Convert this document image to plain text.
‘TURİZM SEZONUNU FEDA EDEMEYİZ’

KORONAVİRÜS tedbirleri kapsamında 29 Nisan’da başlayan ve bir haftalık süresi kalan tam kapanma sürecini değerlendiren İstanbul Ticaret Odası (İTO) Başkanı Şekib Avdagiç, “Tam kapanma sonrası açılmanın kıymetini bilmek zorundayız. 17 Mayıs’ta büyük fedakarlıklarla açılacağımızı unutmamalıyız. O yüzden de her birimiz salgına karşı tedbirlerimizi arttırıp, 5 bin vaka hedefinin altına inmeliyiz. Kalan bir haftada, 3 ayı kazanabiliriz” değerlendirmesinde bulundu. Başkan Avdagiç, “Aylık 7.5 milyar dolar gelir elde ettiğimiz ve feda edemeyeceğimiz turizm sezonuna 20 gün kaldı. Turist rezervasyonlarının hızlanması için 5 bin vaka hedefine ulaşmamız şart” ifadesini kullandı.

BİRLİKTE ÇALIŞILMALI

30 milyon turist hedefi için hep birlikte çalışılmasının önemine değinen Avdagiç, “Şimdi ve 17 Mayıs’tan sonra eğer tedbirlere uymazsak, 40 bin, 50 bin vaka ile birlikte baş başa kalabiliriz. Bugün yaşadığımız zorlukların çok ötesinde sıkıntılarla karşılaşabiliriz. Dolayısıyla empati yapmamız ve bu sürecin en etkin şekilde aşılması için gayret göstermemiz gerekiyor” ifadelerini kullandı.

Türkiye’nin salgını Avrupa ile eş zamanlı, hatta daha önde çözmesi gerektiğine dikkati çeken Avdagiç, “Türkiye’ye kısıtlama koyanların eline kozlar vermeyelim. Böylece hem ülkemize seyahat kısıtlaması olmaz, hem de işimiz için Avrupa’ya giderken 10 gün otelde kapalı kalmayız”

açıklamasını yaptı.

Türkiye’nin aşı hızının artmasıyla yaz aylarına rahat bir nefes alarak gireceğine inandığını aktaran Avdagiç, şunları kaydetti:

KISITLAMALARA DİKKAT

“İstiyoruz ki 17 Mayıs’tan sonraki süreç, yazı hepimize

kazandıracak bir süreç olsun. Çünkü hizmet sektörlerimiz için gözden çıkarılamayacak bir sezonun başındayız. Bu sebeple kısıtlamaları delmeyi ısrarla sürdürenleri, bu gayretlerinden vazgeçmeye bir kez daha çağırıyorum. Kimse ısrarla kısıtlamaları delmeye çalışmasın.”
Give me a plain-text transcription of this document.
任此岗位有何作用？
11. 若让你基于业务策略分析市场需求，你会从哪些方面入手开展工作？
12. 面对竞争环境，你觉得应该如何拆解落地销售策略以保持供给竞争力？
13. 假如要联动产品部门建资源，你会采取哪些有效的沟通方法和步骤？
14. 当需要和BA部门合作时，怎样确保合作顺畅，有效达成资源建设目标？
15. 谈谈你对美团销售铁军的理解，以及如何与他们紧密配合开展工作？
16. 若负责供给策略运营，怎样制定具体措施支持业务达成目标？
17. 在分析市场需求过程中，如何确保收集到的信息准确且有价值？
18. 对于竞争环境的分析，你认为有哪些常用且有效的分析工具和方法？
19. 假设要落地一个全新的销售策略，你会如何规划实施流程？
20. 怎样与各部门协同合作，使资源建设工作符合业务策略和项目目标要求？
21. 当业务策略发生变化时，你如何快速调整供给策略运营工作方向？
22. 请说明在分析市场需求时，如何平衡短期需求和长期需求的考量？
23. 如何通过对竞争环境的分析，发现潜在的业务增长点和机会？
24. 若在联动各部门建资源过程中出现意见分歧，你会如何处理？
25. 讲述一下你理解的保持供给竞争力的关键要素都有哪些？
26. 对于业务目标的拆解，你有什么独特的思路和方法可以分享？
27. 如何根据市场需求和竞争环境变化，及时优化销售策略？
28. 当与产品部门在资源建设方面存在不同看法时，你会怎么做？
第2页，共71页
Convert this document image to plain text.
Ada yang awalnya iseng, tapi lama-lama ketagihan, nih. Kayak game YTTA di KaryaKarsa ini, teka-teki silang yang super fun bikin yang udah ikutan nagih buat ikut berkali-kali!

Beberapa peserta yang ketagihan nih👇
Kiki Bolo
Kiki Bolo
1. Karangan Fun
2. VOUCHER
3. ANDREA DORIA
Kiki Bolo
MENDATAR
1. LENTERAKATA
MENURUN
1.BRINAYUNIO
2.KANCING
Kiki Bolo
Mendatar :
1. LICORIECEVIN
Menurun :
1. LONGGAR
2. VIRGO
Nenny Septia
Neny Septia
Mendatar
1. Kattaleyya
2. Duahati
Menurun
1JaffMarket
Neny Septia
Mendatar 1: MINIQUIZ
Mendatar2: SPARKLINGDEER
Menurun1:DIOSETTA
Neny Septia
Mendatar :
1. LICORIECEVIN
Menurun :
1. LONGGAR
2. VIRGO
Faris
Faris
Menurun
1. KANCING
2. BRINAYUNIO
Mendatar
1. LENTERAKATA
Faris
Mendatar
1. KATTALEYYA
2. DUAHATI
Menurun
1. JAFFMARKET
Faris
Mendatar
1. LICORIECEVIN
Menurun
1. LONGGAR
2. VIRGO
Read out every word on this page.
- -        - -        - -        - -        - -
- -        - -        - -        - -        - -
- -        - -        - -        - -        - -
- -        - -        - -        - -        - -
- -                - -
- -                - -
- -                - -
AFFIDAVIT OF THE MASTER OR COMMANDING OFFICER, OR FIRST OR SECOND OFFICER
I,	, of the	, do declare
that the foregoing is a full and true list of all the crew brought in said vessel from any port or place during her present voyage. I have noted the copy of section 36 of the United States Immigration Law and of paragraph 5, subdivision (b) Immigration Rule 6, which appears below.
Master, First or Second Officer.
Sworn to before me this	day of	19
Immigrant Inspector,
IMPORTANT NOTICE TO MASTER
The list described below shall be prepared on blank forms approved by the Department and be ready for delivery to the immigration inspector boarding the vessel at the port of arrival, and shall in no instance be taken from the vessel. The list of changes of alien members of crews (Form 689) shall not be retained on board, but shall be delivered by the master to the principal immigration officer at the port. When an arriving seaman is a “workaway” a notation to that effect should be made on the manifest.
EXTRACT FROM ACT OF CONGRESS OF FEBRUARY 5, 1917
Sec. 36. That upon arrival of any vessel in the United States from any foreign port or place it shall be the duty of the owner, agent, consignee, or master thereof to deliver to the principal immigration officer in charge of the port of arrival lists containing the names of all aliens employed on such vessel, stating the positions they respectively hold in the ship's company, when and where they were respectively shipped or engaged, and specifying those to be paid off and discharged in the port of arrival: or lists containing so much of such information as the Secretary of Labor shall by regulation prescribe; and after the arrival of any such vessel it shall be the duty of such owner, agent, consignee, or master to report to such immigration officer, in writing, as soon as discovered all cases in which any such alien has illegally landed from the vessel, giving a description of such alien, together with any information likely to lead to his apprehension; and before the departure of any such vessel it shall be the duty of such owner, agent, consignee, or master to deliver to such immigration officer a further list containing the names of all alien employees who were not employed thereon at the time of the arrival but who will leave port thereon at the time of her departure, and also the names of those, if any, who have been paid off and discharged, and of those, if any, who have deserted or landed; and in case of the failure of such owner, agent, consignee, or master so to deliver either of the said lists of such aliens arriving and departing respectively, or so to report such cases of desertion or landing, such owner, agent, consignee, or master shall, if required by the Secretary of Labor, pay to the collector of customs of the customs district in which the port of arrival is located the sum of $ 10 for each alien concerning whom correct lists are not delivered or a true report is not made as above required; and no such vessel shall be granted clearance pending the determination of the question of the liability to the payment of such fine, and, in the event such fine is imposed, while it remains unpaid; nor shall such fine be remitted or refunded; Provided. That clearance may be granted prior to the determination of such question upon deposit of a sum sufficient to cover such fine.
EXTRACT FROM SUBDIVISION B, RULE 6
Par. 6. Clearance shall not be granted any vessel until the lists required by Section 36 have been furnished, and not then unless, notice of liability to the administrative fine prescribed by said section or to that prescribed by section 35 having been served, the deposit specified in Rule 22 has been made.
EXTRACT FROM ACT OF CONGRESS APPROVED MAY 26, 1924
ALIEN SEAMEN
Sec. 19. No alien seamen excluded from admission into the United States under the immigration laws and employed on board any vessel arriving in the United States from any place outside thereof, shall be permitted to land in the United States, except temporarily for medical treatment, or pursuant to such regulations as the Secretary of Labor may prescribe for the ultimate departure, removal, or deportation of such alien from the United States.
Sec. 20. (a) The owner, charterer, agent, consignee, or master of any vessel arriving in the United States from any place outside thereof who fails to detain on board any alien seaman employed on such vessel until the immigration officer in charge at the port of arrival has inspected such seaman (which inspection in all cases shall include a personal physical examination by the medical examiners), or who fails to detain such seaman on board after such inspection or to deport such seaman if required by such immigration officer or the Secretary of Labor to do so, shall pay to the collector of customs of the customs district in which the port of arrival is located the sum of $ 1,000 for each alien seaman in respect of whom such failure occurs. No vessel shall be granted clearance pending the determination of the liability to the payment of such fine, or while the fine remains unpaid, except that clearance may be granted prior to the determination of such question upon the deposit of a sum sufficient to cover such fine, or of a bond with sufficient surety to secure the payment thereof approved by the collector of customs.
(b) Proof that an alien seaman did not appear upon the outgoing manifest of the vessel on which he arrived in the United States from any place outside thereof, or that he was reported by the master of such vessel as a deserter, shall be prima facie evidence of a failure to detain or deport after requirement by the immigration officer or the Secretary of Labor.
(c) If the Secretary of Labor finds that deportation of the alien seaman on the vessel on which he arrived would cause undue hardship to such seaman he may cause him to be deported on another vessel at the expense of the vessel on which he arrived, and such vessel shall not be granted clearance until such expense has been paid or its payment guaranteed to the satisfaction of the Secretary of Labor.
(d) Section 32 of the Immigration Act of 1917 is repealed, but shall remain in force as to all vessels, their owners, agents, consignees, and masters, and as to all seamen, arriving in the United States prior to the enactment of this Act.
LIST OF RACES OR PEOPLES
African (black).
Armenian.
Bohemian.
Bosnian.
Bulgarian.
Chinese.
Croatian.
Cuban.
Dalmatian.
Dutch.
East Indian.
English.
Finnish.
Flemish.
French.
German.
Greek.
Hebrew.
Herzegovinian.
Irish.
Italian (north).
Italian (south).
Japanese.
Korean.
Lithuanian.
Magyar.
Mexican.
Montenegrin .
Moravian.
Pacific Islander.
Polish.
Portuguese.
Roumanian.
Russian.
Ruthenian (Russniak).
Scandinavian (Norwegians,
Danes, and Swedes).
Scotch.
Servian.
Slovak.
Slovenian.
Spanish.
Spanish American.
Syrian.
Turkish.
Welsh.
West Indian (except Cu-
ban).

────────────────────

§ **Given request**:
Gather all lines from the listing above in which "yang" occurs.

§ **Exercise answer**:
Ada yang awalnya iseng, tapi lama-lama ketagihan, nih. Kayak game YTTA di KaryaKarsa ini, teka-teki silang yang super fun bikin yang udah ikutan nagih buat ikut berkali-kali!
Beberapa peserta yang ketagihan nih👇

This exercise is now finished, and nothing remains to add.